Stored data

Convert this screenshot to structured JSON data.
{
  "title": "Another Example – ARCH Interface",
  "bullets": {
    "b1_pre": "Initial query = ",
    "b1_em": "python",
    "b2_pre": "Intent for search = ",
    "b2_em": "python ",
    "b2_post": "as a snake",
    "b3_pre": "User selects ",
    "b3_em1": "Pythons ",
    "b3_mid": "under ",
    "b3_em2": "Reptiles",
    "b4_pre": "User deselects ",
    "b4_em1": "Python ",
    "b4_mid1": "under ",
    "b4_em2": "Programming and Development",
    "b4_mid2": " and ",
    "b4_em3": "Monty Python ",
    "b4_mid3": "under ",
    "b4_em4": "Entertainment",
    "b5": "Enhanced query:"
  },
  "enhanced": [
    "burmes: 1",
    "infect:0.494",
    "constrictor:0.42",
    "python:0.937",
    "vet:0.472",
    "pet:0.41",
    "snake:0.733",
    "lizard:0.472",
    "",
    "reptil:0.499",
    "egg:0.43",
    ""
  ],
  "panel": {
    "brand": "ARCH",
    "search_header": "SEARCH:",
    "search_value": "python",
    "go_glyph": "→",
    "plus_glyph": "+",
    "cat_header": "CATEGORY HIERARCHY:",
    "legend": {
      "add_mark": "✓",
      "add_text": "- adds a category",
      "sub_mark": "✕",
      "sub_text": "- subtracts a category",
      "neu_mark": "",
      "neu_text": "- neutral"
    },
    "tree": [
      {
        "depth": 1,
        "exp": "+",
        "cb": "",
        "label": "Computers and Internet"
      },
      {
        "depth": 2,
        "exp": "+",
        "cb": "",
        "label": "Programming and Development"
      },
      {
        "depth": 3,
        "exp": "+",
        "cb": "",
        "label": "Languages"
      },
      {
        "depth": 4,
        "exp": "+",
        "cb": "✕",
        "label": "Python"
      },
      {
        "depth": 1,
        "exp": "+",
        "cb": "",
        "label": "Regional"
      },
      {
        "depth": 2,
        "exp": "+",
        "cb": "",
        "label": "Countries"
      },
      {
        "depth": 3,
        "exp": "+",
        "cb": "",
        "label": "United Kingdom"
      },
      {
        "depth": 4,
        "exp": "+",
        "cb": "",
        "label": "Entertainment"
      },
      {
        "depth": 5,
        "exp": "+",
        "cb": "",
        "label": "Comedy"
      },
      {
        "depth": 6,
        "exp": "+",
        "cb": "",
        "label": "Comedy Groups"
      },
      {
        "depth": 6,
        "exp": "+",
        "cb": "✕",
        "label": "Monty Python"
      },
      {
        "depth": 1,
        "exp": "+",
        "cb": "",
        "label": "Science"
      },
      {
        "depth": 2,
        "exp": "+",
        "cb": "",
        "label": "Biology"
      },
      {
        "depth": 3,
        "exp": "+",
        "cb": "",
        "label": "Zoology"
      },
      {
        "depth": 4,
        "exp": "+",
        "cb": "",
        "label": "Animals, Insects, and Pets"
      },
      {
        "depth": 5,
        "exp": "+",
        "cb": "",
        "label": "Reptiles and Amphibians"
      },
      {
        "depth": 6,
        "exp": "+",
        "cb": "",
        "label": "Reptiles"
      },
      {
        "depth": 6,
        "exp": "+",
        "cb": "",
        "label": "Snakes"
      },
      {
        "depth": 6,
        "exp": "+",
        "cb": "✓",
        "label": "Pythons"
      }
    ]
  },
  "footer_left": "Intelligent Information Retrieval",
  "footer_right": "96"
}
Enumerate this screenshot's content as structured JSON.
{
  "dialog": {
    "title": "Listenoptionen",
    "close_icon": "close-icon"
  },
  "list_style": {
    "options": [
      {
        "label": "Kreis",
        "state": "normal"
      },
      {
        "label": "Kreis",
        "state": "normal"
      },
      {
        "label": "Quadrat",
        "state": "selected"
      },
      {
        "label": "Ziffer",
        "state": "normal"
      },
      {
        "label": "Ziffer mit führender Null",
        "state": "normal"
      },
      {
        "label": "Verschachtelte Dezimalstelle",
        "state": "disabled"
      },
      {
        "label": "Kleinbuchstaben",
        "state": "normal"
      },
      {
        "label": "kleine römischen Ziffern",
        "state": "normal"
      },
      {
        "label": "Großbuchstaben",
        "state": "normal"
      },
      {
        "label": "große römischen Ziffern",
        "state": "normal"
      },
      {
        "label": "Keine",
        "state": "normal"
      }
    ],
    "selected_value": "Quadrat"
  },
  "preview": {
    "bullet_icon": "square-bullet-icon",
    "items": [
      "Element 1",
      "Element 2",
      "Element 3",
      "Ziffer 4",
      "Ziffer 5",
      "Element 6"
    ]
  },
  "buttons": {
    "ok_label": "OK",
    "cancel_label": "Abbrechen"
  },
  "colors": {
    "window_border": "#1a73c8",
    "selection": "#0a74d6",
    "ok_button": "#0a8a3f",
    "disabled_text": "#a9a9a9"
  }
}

PROMPT: Work out how many lines in the records above hold the string "structured", then give only that count.

RESPONSE BELOW: 2